▸ **DIRECTIONS**
Reproduce the entries in full, with no changes.

(Data extracted from a collection)
■ ■ ■ ■

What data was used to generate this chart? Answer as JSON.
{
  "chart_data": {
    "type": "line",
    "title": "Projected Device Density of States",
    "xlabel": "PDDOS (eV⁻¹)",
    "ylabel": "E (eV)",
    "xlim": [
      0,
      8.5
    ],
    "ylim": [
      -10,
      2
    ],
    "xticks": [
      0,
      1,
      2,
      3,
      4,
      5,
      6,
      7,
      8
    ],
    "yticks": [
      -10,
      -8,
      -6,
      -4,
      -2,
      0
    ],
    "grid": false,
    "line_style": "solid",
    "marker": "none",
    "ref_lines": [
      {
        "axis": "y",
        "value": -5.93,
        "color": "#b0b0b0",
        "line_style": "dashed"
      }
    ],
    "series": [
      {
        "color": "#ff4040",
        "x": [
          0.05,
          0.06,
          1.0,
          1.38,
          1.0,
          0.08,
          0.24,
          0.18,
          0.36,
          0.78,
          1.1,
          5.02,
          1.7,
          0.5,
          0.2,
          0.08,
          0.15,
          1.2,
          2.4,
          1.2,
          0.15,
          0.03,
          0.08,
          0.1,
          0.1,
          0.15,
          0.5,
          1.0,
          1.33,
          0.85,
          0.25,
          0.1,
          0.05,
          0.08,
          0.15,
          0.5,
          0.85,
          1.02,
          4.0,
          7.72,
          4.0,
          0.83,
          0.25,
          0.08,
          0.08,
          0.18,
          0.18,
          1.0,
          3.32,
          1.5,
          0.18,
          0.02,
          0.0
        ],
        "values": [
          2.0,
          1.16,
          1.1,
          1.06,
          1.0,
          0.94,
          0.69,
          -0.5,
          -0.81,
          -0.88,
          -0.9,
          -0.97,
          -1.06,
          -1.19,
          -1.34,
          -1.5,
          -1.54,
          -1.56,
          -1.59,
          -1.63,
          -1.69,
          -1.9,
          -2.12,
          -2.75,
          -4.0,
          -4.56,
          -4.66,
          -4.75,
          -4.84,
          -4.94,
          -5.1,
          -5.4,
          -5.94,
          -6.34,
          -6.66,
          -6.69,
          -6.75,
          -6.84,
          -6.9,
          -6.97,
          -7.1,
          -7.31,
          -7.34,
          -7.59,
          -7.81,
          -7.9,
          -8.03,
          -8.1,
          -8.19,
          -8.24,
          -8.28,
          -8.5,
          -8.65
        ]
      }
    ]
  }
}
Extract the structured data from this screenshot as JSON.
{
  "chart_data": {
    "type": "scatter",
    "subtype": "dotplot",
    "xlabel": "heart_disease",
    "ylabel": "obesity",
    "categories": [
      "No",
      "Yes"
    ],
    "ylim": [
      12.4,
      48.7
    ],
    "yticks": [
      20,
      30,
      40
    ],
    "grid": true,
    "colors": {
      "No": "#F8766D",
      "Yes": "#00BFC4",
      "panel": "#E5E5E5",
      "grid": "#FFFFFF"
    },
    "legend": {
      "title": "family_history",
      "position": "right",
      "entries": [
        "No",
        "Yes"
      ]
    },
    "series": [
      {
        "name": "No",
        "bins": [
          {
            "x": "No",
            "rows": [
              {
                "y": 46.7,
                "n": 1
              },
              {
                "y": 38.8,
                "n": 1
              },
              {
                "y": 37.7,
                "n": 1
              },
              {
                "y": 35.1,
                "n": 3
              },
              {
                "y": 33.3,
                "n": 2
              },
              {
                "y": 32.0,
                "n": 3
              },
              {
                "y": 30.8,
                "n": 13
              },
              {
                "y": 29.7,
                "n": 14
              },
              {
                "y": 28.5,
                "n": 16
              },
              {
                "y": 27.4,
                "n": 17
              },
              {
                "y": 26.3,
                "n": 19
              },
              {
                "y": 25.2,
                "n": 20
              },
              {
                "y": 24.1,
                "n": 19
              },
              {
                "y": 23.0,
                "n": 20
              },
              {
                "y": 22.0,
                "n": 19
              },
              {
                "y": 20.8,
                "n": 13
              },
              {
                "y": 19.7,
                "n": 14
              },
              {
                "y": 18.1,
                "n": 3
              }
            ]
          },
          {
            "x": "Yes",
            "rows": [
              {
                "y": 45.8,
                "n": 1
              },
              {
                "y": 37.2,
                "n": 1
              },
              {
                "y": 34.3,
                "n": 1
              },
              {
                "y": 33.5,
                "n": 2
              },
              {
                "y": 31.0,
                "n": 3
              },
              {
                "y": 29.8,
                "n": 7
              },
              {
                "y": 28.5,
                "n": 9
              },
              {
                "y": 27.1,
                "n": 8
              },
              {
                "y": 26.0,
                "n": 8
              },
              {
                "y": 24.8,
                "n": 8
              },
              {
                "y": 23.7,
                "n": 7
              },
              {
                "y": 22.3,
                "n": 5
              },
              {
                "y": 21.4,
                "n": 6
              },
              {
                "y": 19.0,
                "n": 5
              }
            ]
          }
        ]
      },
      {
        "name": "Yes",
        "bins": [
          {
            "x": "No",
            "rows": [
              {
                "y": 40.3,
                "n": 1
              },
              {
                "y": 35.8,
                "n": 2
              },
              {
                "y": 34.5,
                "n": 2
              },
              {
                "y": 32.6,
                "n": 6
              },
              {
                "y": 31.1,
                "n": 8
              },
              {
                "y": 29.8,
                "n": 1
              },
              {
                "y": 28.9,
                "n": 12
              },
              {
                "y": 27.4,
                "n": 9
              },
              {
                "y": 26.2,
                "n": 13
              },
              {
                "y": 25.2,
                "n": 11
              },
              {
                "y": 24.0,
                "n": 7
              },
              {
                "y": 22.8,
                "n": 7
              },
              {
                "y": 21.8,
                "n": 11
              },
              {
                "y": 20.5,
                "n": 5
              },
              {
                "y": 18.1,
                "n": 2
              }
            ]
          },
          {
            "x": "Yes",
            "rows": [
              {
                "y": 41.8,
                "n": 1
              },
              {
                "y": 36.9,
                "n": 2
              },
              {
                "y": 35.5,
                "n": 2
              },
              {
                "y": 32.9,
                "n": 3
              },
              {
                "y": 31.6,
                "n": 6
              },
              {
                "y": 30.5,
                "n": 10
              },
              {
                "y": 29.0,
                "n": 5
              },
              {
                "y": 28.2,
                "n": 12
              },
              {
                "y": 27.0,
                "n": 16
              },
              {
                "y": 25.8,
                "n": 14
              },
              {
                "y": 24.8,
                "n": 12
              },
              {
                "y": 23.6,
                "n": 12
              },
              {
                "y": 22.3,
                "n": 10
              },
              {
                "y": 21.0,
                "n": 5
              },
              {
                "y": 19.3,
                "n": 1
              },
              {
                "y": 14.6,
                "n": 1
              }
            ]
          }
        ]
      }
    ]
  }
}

■ ■ ■ ■

▸ **FINISHED EXERCISE**
What data was used to generate this chart? Answer as JSON.
{
  "chart_data": {
    "type": "line",
    "title": "Projected Device Density of States",
    "xlabel": "PDDOS (eV⁻¹)",
    "ylabel": "E (eV)",
    "xlim": [
      0,
      8.5
    ],
    "ylim": [
      -10,
      2
    ],
    "xticks": [
      0,
      1,
      2,
      3,
      4,
      5,
      6,
      7,
      8
    ],
    "yticks": [
      -10,
      -8,
      -6,
      -4,
      -2,
      0
    ],
    "grid": false,
    "line_style": "solid",
    "marker": "none",
    "ref_lines": [
      {
        "axis": "y",
        "value": -5.93,
        "color": "#b0b0b0",
        "line_style": "dashed"
      }
    ],
    "series": [
      {
        "color": "#ff4040",
        "x": [
          0.05,
          0.06,
          1.0,
          1.38,
          1.0,
          0.08,
          0.24,
          0.18,
          0.36,
          0.78,
          1.1,
          5.02,
          1.7,
          0.5,
          0.2,
          0.08,
          0.15,
          1.2,
          2.4,
          1.2,
          0.15,
          0.03,
          0.08,
          0.1,
          0.1,
          0.15,
          0.5,
          1.0,
          1.33,
          0.85,
          0.25,
          0.1,
          0.05,
          0.08,
          0.15,
          0.5,
          0.85,
          1.02,
          4.0,
          7.72,
          4.0,
          0.83,
          0.25,
          0.08,
          0.08,
          0.18,
          0.18,
          1.0,
          3.32,
          1.5,
          0.18,
          0.02,
          0.0
        ],
        "values": [
          2.0,
          1.16,
          1.1,
          1.06,
          1.0,
          0.94,
          0.69,
          -0.5,
          -0.81,
          -0.88,
          -0.9,
          -0.97,
          -1.06,
          -1.19,
          -1.34,
          -1.5,
          -1.54,
          -1.56,
          -1.59,
          -1.63,
          -1.69,
          -1.9,
          -2.12,
          -2.75,
          -4.0,
          -4.56,
          -4.66,
          -4.75,
          -4.84,
          -4.94,
          -5.1,
          -5.4,
          -5.94,
          -6.34,
          -6.66,
          -6.69,
          -6.75,
          -6.84,
          -6.9,
          -6.97,
          -7.1,
          -7.31,
          -7.34,
          -7.59,
          -7.81,
          -7.9,
          -8.03,
          -8.1,
          -8.19,
          -8.24,
          -8.28,
          -8.5,
          -8.65
        ]
      }
    ]
  }
}
Extract the structured data from this screenshot as JSON.
{
  "chart_data": {
    "type": "scatter",
    "subtype": "dotplot",
    "xlabel": "heart_disease",
    "ylabel": "obesity",
    "categories": [
      "No",
      "Yes"
    ],
    "ylim": [
      12.4,
      48.7
    ],
    "yticks": [
      20,
      30,
      40
    ],
    "grid": true,
    "colors": {
      "No": "#F8766D",
      "Yes": "#00BFC4",
      "panel": "#E5E5E5",
      "grid": "#FFFFFF"
    },
    "legend": {
      "title": "family_history",
      "position": "right",
      "entries": [
        "No",
        "Yes"
      ]
    },
    "series": [
      {
        "name": "No",
        "bins": [
          {
            "x": "No",
            "rows": [
              {
                "y": 46.7,
                "n": 1
              },
              {
                "y": 38.8,
                "n": 1
              },
              {
                "y": 37.7,
                "n": 1
              },
              {
                "y": 35.1,
                "n": 3
              },
              {
                "y": 33.3,
                "n": 2
              },
              {
                "y": 32.0,
                "n": 3
              },
              {
                "y": 30.8,
                "n": 13
              },
              {
                "y": 29.7,
                "n": 14
              },
              {
                "y": 28.5,
                "n": 16
              },
              {
                "y": 27.4,
                "n": 17
              },
              {
                "y": 26.3,
                "n": 19
              },
              {
                "y": 25.2,
                "n": 20
              },
              {
                "y": 24.1,
                "n": 19
              },
              {
                "y": 23.0,
                "n": 20
              },
              {
                "y": 22.0,
                "n": 19
              },
              {
                "y": 20.8,
                "n": 13
              },
              {
                "y": 19.7,
                "n": 14
              },
              {
                "y": 18.1,
                "n": 3
              }
            ]
          },
          {
            "x": "Yes",
            "rows": [
              {
                "y": 45.8,
                "n": 1
              },
              {
                "y": 37.2,
                "n": 1
              },
              {
                "y": 34.3,
                "n": 1
              },
              {
                "y": 33.5,
                "n": 2
              },
              {
                "y": 31.0,
                "n": 3
              },
              {
                "y": 29.8,
                "n": 7
              },
              {
                "y": 28.5,
                "n": 9
              },
              {
                "y": 27.1,
                "n": 8
              },
              {
                "y": 26.0,
                "n": 8
              },
              {
                "y": 24.8,
                "n": 8
              },
              {
                "y": 23.7,
                "n": 7
              },
              {
                "y": 22.3,
                "n": 5
              },
              {
                "y": 21.4,
                "n": 6
              },
              {
                "y": 19.0,
                "n": 5
              }
            ]
          }
        ]
      },
      {
        "name": "Yes",
        "bins": [
          {
            "x": "No",
            "rows": [
              {
                "y": 40.3,
                "n": 1
              },
              {
                "y": 35.8,
                "n": 2
              },
              {
                "y": 34.5,
                "n": 2
              },
              {
                "y": 32.6,
                "n": 6
              },
              {
                "y": 31.1,
                "n": 8
              },
              {
                "y": 29.8,
                "n": 1
              },
              {
                "y": 28.9,
                "n": 12
              },
              {
                "y": 27.4,
                "n": 9
              },
              {
                "y": 26.2,
                "n": 13
              },
              {
                "y": 25.2,
                "n": 11
              },
              {
                "y": 24.0,
                "n": 7
              },
              {
                "y": 22.8,
                "n": 7
              },
              {
                "y": 21.8,
                "n": 11
              },
              {
                "y": 20.5,
                "n": 5
              },
              {
                "y": 18.1,
                "n": 2
              }
            ]
          },
          {
            "x": "Yes",
            "rows": [
              {
                "y": 41.8,
                "n": 1
              },
              {
                "y": 36.9,
                "n": 2
              },
              {
                "y": 35.5,
                "n": 2
              },
              {
                "y": 32.9,
                "n": 3
              },
              {
                "y": 31.6,
                "n": 6
              },
              {
                "y": 30.5,
                "n": 10
              },
              {
                "y": 29.0,
                "n": 5
              },
              {
                "y": 28.2,
                "n": 12
              },
              {
                "y": 27.0,
                "n": 16
              },
              {
                "y": 25.8,
                "n": 14
              },
              {
                "y": 24.8,
                "n": 12
              },
              {
                "y": 23.6,
                "n": 12
              },
              {
                "y": 22.3,
                "n": 10
              },
              {
                "y": 21.0,
                "n": 5
              },
              {
                "y": 19.3,
                "n": 1
              },
              {
                "y": 14.6,
                "n": 1
              }
            ]
          }
        ]
      }
    ]
  }
}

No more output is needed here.